### RECORDS PROVIDED

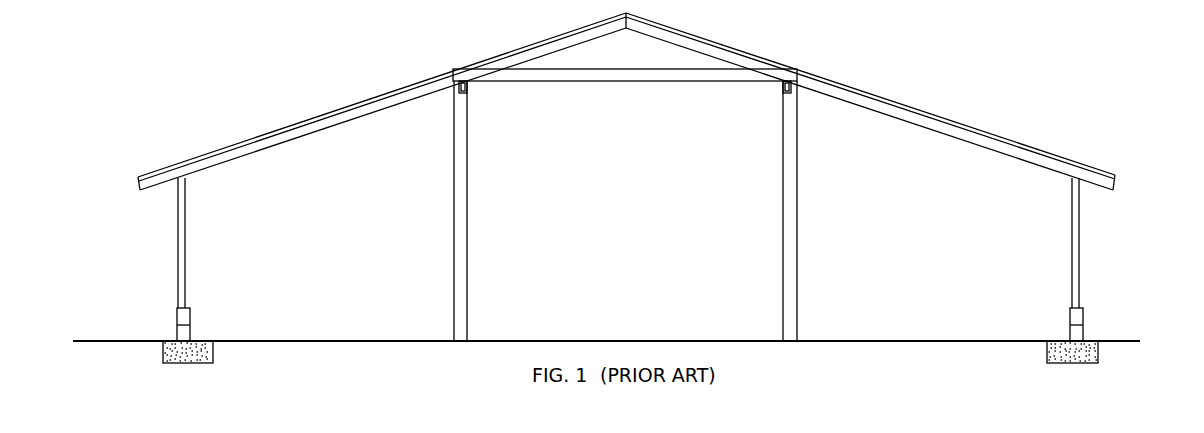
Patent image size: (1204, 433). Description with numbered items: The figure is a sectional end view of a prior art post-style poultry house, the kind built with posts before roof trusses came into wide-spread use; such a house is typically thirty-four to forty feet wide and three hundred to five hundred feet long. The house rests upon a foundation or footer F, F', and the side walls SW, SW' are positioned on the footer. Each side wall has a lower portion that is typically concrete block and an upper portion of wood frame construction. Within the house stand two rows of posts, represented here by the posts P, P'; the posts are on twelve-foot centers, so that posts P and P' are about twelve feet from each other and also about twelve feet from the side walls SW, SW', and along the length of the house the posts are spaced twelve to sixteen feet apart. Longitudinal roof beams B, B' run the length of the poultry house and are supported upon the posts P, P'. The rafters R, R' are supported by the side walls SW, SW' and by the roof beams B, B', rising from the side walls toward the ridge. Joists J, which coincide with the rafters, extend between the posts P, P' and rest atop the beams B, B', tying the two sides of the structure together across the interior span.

The rafter R' is at (382, 107).
The rafter R is at (870, 107).
The joist J is at (613, 77).
The post P' is at (485, 211).
The post P is at (812, 211).
The longitudinal roof beam B' is at (486, 118).
The longitudinal roof beam B is at (769, 118).
The side wall SW' is at (229, 259).
The side wall SW is at (1118, 259).
The foundation or footer F' is at (188, 376).
The foundation or footer F is at (1072, 376).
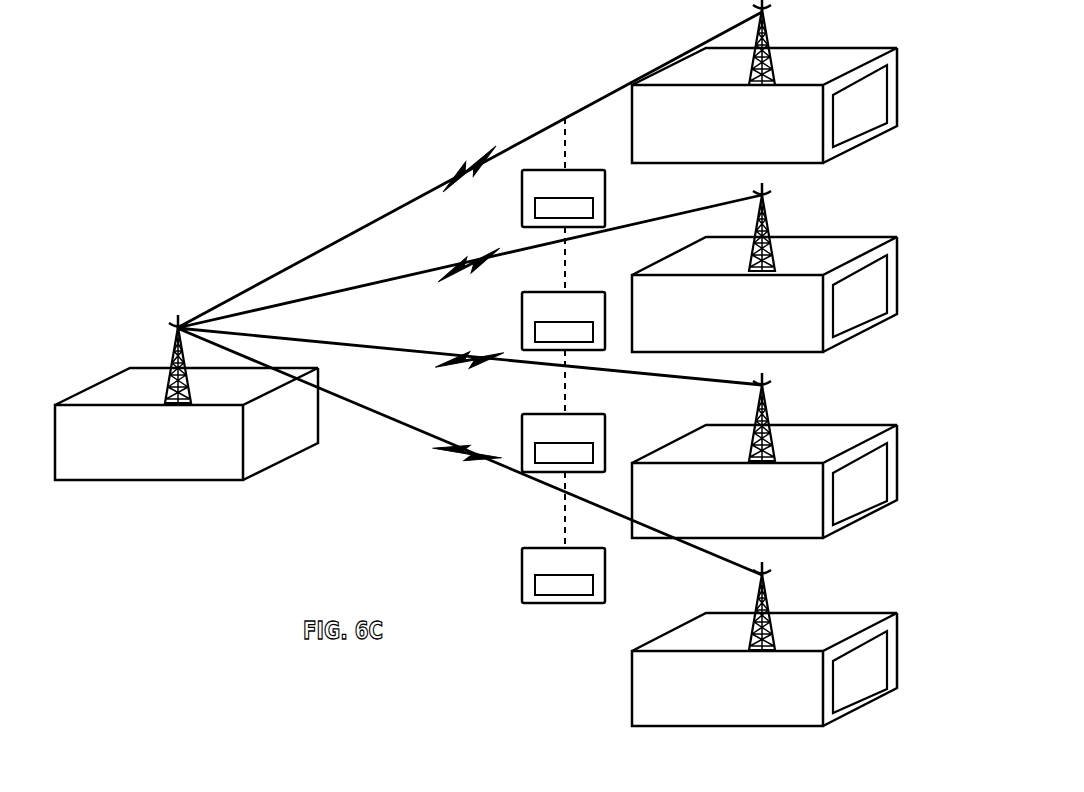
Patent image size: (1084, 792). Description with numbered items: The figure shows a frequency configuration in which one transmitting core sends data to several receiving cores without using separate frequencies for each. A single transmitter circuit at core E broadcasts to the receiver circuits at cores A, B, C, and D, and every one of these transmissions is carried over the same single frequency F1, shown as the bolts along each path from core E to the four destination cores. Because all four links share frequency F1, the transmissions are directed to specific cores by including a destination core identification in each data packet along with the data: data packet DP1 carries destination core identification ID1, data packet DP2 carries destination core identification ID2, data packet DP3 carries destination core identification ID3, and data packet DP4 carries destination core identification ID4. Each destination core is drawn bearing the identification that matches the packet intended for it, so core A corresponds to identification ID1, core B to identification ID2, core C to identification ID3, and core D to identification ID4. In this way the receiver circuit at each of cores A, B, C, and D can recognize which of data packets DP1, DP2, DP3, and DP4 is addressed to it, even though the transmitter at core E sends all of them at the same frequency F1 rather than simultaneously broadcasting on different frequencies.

The core E is at (186, 397).
The core A is at (764, 81).
The core B is at (764, 267).
The core C is at (764, 455).
The core D is at (764, 644).
The data packet DP1 is at (605, 196).
The data packet DP2 is at (605, 320).
The data packet DP3 is at (605, 443).
The data packet DP4 is at (605, 572).
The destination core identification ID1 is at (535, 214).
The destination core identification ID2 is at (535, 336).
The destination core identification ID3 is at (593, 462).
The destination core identification ID4 is at (535, 592).
The single frequency F1 is at (468, 294).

### PROBLEM REQUIREMENTS
Render every line of the items above as one numbered list, omitting blank lines and leaving the pictures out of the answer.

### SOLUTION TO THIS TASK
1. Patent image size: (1204, 433). Description with numbered items: The figure is a sectional end view of a prior art post-style poultry house, the kind built with posts before roof trusses came into wide-spread use; such a house is typically thirty-four to forty feet wide and three hundred to five hundred feet long. The house rests upon a foundation or footer F, F', and the side walls SW, SW' are positioned on the footer. Each side wall has a lower portion that is typically concrete block and an upper portion of wood frame construction. Within the house stand two rows of posts, represented here by the posts P, P'; the posts are on twelve-foot centers, so that posts P and P' are about twelve feet from each other and also about twelve feet from the side walls SW, SW', and along the length of the house the posts are spaced twelve to sixteen feet apart. Longitudinal roof beams B, B' run the length of the poultry house and are supported upon the posts P, P'. The rafters R, R' are supported by the side walls SW, SW' and by the roof beams B, B', rising from the side walls toward the ridge. Joists J, which coincide with the rafters, extend between the posts P, P' and rest atop the beams B, B', tying the two sides of the structure together across the interior span.
2. The rafter R' is at (382, 107).
3. The rafter R is at (870, 107).
4. The joist J is at (613, 77).
5. The post P' is at (485, 211).
6. The post P is at (812, 211).
7. The longitudinal roof beam B' is at (486, 118).
8. The longitudinal roof beam B is at (769, 118).
9. The side wall SW' is at (229, 259).
10. The side wall SW is at (1118, 259).
11. The foundation or footer F' is at (188, 376).
12. The foundation or footer F is at (1072, 376).
13. Patent image size: (1084, 792). Description with numbered items: The figure shows a frequency configuration in which one transmitting core sends data to several receiving cores without using separate frequencies for each. A single transmitter circuit at core E broadcasts to the receiver circuits at cores A, B, C, and D, and every one of these transmissions is carried over the same single frequency F1, shown as the bolts along each path from core E to the four destination cores. Because all four links share frequency F1, the transmissions are directed to specific cores by including a destination core identification in each data packet along with the data: data packet DP1 carries destination core identification ID1, data packet DP2 carries destination core identification ID2, data packet DP3 carries destination core identification ID3, and data packet DP4 carries destination core identification ID4. Each destination core is drawn bearing the identification that matches the packet intended for it, so core A corresponds to identification ID1, core B to identification ID2, core C to identification ID3, and core D to identification ID4. In this way the receiver circuit at each of cores A, B, C, and D can recognize which of data packets DP1, DP2, DP3, and DP4 is addressed to it, even though the transmitter at core E sends all of them at the same frequency F1 rather than simultaneously broadcasting on different frequencies.
14. The core E is at (186, 397).
15. The core A is at (764, 81).
16. The core B is at (764, 267).
17. The core C is at (764, 455).
18. The core D is at (764, 644).
19. The data packet DP1 is at (605, 196).
20. The data packet DP2 is at (605, 320).
21. The data packet DP3 is at (605, 443).
22. The data packet DP4 is at (605, 572).
23. The destination core identification ID1 is at (535, 214).
24. The destination core identification ID2 is at (535, 336).
25. The destination core identification ID3 is at (593, 462).
26. The destination core identification ID4 is at (535, 592).
27. The single frequency F1 is at (468, 294).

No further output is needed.